#### Teks yang Diberikan
■ ■ ■ ■
Batasi Impor Sapi, Wujud Konkret Kedaulatan Pangan
Wakil Ketua Komisi VI DPR RI, Heri Gunawan menyambut baik dibatasinya impor sapi oleh Kementerian Perdagangan karena akan mematikan mafia impor sapi.
"Saat ini sedang dilakukan pembatasan impor sapi. Hal itu menjadi wujud konkret kedaulatan pangan. Pada kwartal III-2015 izin impor sapi yang sekarang ada di Kemendag hanya 50 ribu ekor. Angka itu menurun drastis dari dari kwartal sebelumnya yang mencapai 270 ribu ekor," kata Heri di Gedung DPR RI Senayan Jakarta, Senin (10/08/2015).
Heri menuturkan, bahwa pembatasan impor tersebut, telah membuat mafia sapi dan eksportir luar menjadi was-was. Mereka terpukul karena akan kehilangan potensi omset triliunan rupiah.
Jika harga 1 ekor sapi Australia ditambah pengapalan diperkirakan membutuhkan biaya Rp10 juta, maka eksportir itu kehilangan potensi omset sebesar (270 ribu - 50 ribu) x Rp 10 juta = Rp2,2 triliun setiap kuartal. Berarti total hilangnya omset dalam 1 tahun = Rp2,2 triliun x 4 = Rp8,8 triliun.
"Tidak heran jika hilangnya potensi omset tersebut membuat mafia sapi impor gusar. Mereka berupaya melakukan rekayasa agar pemerintah tetap impor. Sinyalemen rekayasa itu makin kuat. Mafia-mafia itu sedang berusaha memainkan harga hingga mencapai angka tertinggi seperti sekarang," kata politisi Partai Gerindra itu.
Ditambahkan Heri, secara sengaja mereka mendistorsi pasokan dengan target menciptakan situasi yang seolah-olah situasi makin kritis, dan kemudian "memaksa" Kemendag, melakukan intervensi radikal, yakni dengan mengimpor.
■ ■ ■ ■
#### Bagian Data
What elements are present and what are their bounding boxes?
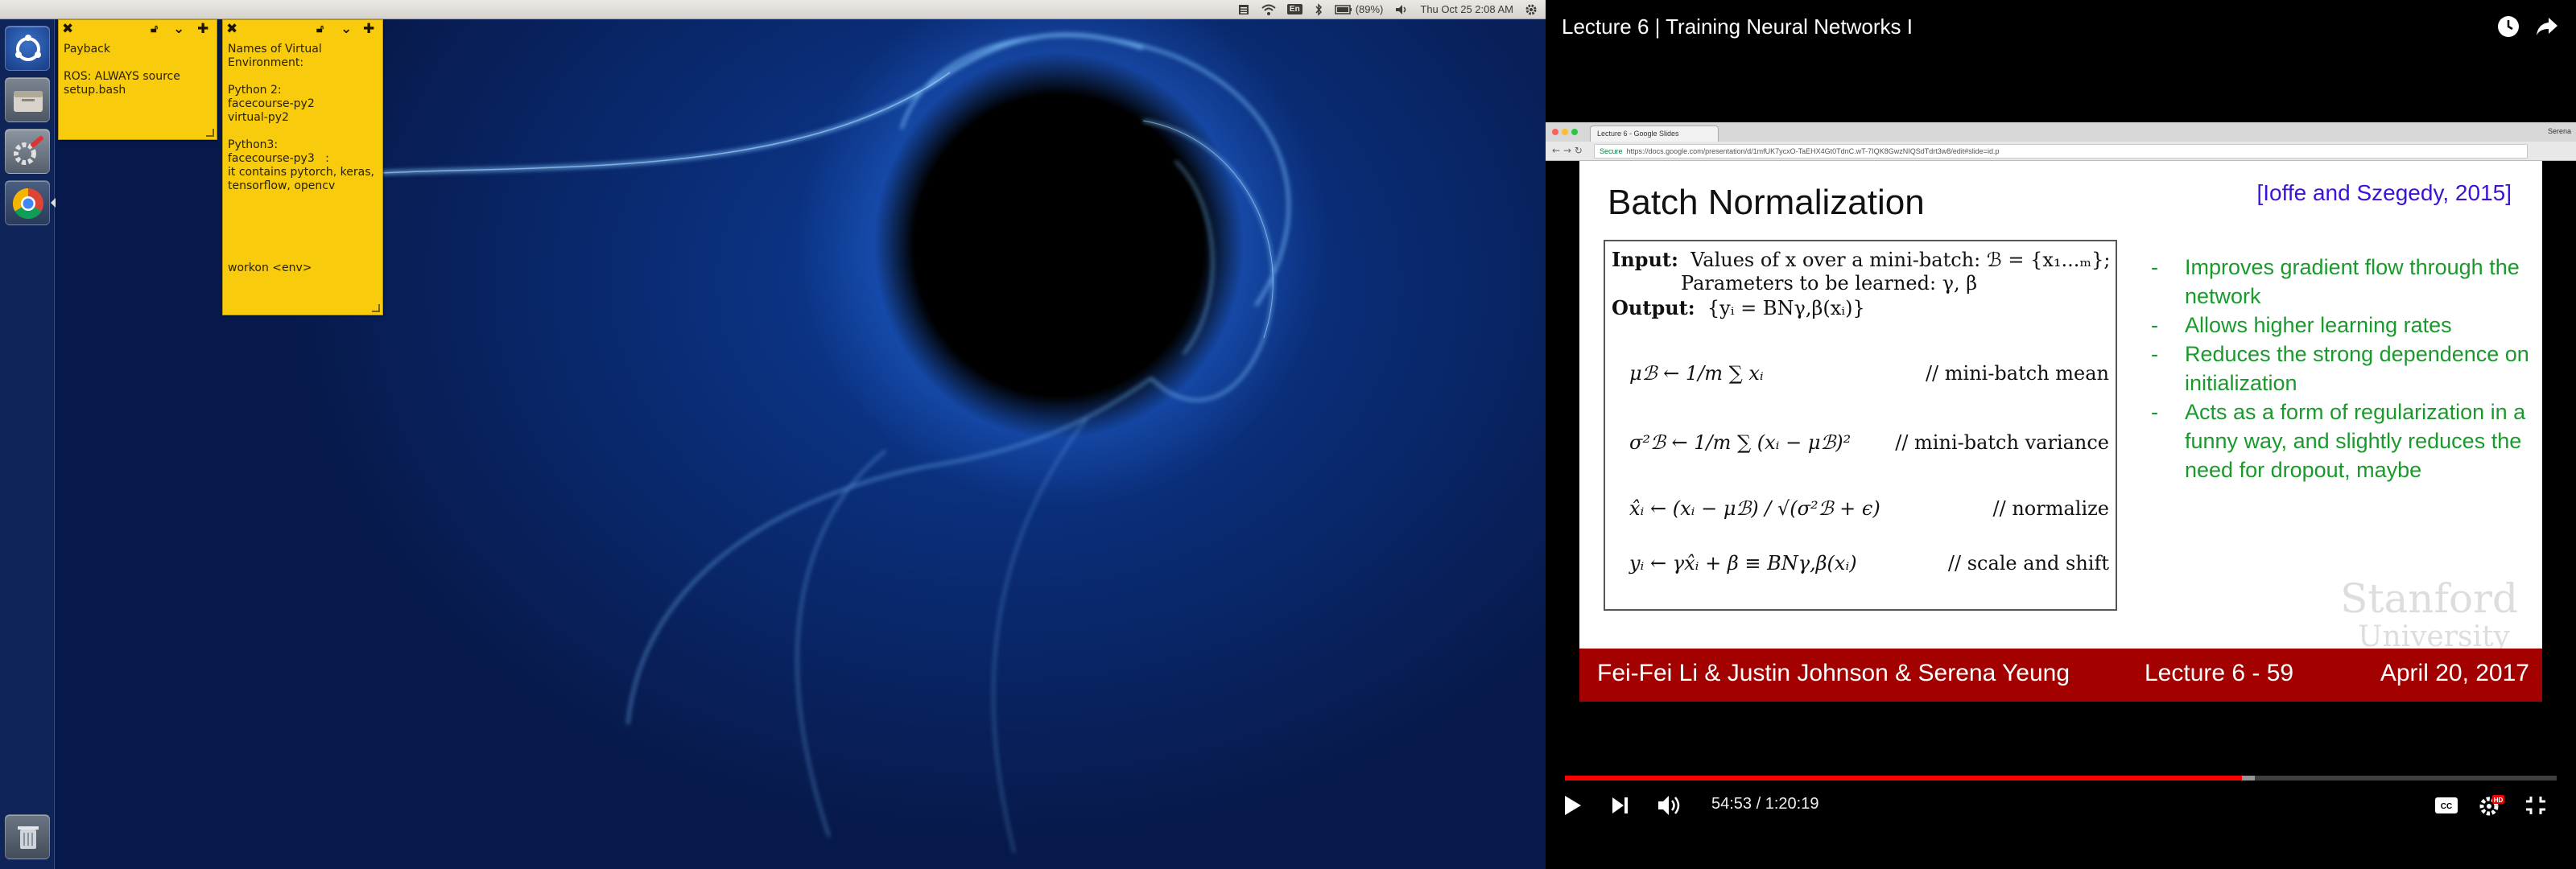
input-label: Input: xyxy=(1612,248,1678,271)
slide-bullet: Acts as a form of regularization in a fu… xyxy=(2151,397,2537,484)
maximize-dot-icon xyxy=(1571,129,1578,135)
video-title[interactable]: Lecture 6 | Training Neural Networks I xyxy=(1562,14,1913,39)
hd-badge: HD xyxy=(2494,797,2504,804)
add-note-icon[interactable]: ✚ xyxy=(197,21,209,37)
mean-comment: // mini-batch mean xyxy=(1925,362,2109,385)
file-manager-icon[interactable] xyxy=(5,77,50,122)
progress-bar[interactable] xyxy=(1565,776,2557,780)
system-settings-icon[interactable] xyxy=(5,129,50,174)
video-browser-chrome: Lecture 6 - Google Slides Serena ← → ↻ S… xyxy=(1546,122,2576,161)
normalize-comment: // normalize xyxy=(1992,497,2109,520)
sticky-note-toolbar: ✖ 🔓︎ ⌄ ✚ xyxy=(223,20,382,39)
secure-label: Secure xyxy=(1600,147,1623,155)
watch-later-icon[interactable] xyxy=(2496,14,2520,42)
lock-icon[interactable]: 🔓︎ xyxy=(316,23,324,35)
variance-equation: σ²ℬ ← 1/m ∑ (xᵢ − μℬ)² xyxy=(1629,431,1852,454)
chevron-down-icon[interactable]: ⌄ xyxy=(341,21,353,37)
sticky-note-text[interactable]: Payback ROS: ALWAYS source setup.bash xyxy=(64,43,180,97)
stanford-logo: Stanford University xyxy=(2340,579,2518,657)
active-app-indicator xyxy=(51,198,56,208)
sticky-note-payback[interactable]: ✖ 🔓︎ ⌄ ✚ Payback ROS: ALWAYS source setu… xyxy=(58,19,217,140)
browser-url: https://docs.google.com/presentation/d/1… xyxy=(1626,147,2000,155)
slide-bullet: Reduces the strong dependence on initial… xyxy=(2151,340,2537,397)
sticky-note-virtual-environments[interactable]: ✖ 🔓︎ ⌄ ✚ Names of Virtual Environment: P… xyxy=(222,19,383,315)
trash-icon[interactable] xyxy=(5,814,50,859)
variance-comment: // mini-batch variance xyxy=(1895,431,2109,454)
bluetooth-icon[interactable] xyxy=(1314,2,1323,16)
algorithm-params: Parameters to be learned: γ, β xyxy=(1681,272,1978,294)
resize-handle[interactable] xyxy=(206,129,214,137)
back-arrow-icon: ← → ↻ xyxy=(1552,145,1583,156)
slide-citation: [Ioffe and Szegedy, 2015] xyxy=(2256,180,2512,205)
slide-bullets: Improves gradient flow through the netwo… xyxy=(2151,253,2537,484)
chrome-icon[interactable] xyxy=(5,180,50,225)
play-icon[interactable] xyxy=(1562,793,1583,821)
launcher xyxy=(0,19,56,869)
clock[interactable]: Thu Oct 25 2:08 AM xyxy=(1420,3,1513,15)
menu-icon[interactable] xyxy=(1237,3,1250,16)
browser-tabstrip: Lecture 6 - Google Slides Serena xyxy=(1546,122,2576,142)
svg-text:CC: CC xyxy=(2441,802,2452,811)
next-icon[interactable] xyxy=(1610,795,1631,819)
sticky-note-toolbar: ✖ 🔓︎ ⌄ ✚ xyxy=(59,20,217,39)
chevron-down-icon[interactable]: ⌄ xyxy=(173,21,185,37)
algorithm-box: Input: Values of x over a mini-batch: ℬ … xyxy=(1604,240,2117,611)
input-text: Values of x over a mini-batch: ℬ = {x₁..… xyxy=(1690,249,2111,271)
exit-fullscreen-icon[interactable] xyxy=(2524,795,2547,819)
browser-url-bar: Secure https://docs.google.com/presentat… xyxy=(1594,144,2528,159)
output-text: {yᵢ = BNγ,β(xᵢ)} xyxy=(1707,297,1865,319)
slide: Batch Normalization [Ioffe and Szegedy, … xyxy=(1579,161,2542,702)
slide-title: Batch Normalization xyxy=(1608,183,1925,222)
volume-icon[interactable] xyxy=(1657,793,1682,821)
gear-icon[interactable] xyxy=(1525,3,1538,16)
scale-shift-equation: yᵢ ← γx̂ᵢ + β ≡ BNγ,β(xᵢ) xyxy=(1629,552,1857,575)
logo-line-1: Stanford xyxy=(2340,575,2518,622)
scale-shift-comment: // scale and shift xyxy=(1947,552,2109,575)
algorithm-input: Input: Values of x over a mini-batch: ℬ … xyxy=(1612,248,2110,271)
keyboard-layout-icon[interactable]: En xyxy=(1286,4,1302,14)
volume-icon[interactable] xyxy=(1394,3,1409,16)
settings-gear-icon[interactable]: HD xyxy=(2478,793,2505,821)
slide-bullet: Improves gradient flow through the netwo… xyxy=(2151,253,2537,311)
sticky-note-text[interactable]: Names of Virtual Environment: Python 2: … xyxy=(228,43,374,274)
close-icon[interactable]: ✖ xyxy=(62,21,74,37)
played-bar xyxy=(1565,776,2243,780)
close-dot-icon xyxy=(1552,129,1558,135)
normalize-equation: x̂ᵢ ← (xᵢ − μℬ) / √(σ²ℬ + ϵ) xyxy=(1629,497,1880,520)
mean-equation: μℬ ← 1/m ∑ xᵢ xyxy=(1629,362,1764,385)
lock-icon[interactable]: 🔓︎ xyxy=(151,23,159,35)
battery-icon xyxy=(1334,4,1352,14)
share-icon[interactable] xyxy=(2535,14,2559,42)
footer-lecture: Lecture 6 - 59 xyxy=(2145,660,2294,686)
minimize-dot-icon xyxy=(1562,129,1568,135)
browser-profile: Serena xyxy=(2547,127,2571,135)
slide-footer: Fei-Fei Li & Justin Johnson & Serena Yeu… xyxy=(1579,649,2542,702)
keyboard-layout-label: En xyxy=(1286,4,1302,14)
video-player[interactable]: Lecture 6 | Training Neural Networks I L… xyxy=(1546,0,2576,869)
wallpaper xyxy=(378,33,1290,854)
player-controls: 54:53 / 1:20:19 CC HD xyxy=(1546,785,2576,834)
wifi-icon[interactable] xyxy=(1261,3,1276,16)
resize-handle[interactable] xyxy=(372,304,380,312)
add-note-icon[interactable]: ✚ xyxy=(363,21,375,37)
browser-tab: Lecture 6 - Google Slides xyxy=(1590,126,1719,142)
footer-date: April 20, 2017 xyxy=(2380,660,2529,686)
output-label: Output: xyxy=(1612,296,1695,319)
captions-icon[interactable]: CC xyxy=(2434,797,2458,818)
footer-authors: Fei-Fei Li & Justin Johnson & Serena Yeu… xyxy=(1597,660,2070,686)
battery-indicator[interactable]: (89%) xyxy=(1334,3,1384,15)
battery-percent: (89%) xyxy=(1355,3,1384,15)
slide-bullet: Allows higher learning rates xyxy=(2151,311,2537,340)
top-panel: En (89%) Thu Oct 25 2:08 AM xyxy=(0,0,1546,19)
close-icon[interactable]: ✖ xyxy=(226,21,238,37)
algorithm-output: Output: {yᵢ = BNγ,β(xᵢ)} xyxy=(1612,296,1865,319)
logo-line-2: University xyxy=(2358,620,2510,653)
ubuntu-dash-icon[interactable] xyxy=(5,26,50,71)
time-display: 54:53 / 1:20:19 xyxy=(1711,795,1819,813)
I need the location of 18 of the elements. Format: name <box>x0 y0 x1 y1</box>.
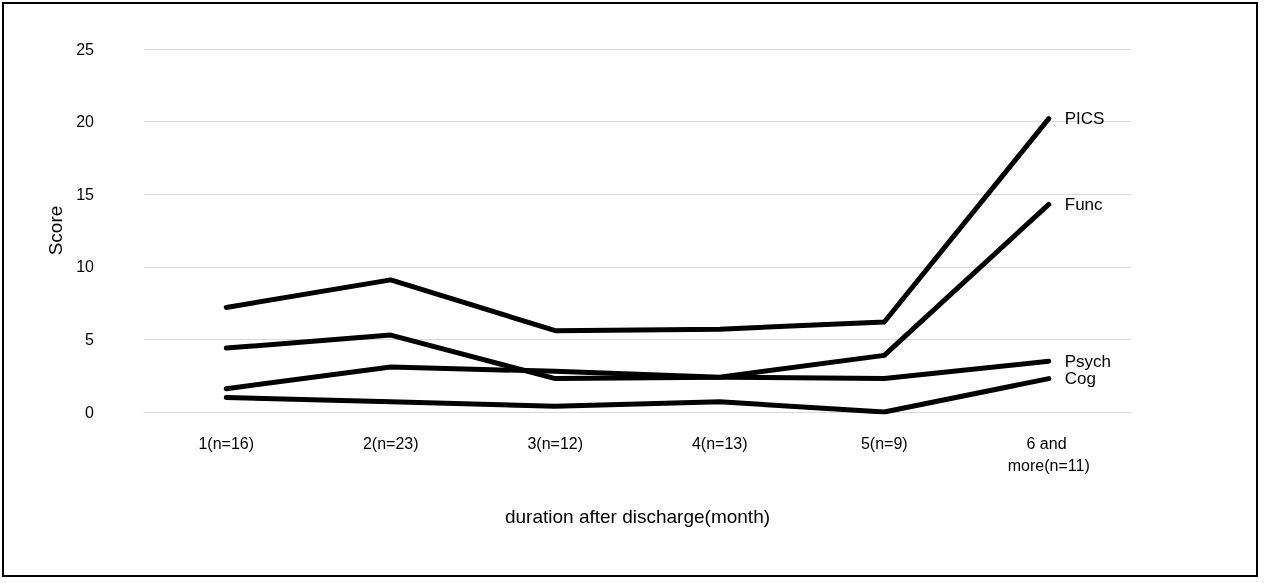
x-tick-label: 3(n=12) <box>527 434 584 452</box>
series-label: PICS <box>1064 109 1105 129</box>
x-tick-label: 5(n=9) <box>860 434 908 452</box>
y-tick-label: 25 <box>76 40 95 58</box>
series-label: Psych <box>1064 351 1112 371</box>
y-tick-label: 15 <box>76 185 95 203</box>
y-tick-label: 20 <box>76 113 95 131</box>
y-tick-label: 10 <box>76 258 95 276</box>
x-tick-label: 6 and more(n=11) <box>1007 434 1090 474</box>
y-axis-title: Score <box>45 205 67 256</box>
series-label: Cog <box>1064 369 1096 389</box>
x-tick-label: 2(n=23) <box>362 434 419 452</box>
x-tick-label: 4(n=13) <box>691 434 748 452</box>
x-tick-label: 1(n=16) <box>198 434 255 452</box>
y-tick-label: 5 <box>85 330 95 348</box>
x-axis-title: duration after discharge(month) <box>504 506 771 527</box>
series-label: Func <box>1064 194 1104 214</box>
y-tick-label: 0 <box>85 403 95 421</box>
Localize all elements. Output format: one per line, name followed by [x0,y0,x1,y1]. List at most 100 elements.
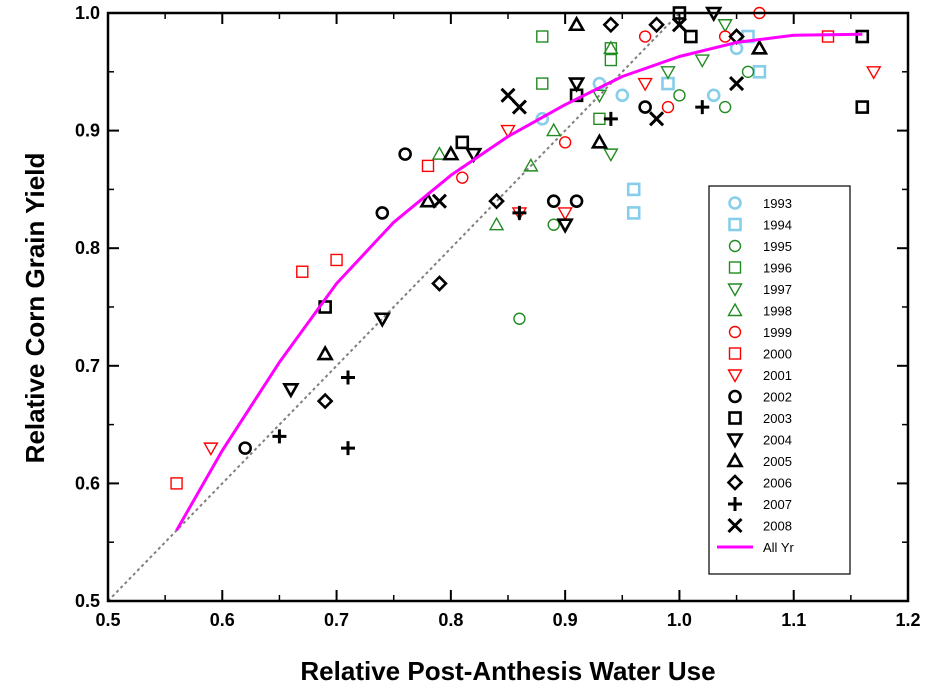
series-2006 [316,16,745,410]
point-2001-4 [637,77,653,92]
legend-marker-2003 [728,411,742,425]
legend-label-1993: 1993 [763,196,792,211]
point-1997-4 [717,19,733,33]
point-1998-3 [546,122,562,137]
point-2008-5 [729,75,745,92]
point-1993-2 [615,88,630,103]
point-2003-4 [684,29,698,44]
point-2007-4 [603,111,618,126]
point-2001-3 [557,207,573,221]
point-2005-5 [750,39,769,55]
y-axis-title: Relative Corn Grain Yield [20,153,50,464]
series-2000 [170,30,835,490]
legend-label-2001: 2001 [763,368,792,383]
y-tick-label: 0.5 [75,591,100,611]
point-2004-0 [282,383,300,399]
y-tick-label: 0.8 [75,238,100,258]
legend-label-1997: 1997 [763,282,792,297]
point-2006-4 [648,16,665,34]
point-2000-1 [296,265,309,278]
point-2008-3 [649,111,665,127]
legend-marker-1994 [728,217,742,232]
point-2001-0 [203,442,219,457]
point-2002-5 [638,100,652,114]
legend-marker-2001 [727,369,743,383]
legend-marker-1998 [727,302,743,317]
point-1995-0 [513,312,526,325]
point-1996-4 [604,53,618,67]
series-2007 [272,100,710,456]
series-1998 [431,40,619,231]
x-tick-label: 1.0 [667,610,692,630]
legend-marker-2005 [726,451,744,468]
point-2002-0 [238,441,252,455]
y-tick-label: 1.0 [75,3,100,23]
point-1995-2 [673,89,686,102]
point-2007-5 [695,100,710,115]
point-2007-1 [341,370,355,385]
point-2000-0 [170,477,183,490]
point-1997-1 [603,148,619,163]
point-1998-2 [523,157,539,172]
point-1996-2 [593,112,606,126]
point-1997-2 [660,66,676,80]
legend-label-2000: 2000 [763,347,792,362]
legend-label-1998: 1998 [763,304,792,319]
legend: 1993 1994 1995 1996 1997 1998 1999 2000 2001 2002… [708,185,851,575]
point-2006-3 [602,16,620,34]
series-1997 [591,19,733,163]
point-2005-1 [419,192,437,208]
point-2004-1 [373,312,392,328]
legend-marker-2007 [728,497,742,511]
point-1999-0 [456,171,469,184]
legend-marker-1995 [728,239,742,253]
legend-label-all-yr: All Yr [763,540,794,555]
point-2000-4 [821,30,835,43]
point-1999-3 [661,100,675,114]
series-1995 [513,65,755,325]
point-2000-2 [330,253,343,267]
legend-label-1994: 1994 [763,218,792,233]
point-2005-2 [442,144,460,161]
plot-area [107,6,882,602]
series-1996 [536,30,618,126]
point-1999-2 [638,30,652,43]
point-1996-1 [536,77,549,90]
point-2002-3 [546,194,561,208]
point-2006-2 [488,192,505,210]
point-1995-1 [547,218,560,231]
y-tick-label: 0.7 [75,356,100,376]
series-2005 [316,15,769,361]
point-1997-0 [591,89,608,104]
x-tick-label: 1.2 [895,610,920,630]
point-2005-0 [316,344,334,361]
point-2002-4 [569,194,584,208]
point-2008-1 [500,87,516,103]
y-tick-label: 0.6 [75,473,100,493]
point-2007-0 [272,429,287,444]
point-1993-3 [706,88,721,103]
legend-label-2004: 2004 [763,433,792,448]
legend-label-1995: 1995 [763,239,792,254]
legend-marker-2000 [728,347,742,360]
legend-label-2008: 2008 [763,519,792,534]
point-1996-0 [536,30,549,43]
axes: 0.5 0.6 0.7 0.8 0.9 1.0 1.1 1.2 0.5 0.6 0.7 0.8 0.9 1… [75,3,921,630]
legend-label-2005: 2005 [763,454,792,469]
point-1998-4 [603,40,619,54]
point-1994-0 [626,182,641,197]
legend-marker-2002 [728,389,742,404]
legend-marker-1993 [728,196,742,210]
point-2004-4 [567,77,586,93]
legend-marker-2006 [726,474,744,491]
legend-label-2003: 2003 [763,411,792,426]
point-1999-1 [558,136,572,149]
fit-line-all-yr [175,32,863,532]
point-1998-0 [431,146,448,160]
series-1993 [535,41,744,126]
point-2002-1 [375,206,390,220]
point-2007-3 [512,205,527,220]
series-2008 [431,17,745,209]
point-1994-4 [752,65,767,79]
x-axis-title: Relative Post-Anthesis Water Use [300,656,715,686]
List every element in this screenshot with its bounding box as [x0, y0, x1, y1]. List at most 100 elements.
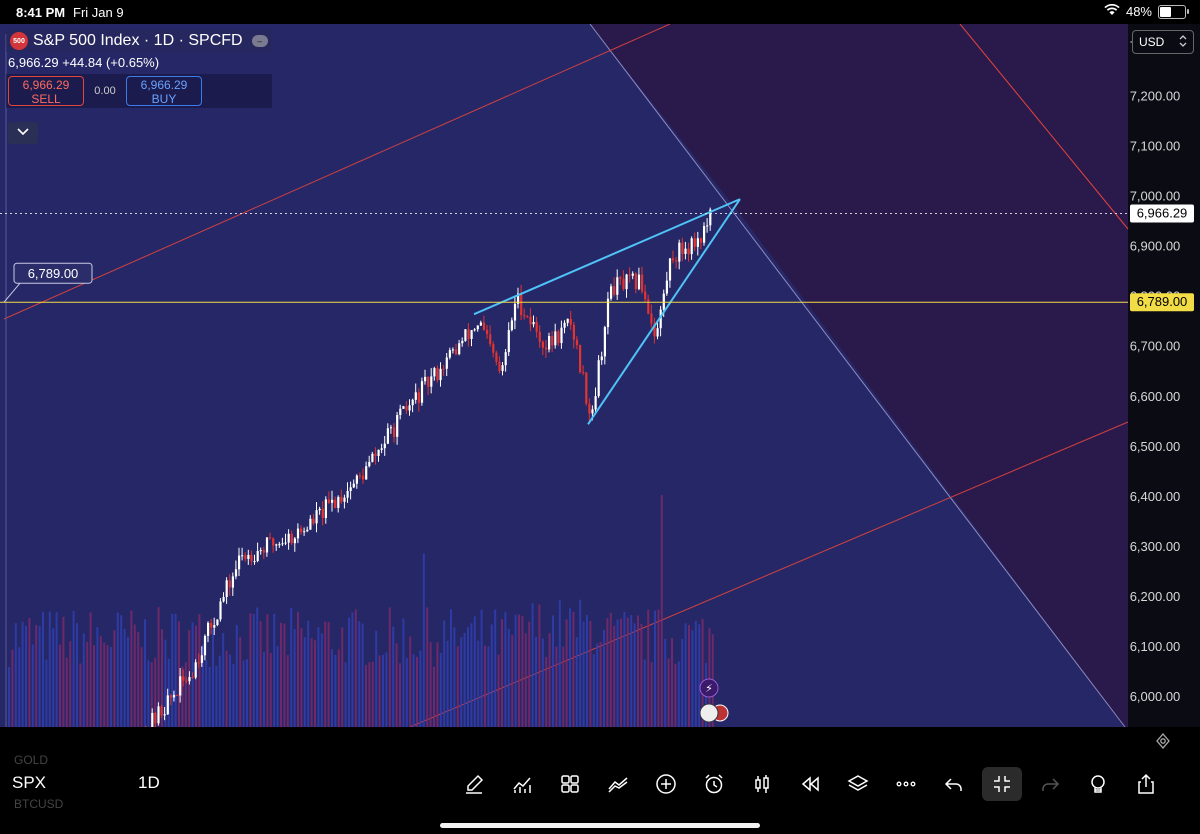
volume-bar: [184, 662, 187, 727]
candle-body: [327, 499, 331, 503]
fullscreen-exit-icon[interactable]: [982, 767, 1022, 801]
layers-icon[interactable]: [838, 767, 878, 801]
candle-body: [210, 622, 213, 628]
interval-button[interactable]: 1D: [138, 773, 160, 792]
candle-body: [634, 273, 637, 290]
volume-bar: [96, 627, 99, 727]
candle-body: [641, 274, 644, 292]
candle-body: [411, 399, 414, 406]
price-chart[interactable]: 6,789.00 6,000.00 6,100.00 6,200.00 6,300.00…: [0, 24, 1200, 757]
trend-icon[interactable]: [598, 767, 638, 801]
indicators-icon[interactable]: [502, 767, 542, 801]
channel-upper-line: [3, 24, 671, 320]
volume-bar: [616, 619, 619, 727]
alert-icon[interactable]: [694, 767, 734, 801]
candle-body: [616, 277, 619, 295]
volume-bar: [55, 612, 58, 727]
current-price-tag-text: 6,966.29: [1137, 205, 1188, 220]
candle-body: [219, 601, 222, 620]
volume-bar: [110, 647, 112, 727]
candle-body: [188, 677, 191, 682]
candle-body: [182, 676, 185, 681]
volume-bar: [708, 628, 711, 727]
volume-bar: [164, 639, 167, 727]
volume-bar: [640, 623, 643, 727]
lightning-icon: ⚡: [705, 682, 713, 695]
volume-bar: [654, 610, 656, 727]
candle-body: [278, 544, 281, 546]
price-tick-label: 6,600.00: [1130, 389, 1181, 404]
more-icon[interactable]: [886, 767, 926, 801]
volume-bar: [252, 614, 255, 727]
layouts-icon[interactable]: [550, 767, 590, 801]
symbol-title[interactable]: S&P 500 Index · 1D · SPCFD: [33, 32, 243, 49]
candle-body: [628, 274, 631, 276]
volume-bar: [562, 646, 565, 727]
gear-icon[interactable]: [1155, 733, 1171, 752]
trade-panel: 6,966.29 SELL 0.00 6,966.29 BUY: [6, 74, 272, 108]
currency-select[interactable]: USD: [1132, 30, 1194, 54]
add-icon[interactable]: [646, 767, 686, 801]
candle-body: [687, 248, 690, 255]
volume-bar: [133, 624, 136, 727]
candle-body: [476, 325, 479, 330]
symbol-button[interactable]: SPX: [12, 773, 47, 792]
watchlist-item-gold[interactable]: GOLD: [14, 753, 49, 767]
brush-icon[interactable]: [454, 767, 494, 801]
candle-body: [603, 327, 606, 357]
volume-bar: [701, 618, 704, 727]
■ ■ ■ ■
#### Daftar Tugas
1) Menurut teks pembatasan impor sapi, berapa jumlah izin impor sapi di Kemendag pada kuartal III-2015?
2) Ganti "Kemendag" dengan "Kementerian Perdagangan" saat menuliskan kembali bagian teks pembatasan impor sapi yang dimulai pada kata-kata "Ditambahkan Heri, secara" dan berakhir setelah "yakni dengan mengimpor.".
3) Lanjutkan teks pembatasan impor sapi mulai setelah kalimat terakhirnya.
Listing tersebut adalah materi terpisah dari teks pembatasan impor sapi.

#### Hasil Latihan
1) 50 ribu ekor.

2)
Ditambahkan Heri, secara sengaja mereka mendistorsi pasokan dengan target menciptakan situasi yang seolah-olah situasi makin kritis, dan kemudian "memaksa" Kementerian Perdagangan, melakukan intervensi radikal, yakni dengan mengimpor.

3)
"Rekayasa mafia itu terstruktur. Modus yang mereka mainkan macam-macam, mulai memainkan harga beli sapi di peternak serendah mungkin, hanya berkisar Rp25- Rp30 ribu per kilo, memotong sapi betina bunting untuk dijual di pasar, dan lainnya. Peternak sapi tidak ada pilihan sama sekali selain menjual sapi mereka dengan harga yang murah. Lebih-lebih di saat musim kemarau seperti sekarang, di mana pakan ternak sulit didapat," ujar Heri.
Terkait dengan kenaikan harga daging yang menembus Rp130 ribu per kilogramnya, Heri menyebutkan, hal itu dikarenakan lambannya Kementerian Perdagangan melakukan intervensi pasar.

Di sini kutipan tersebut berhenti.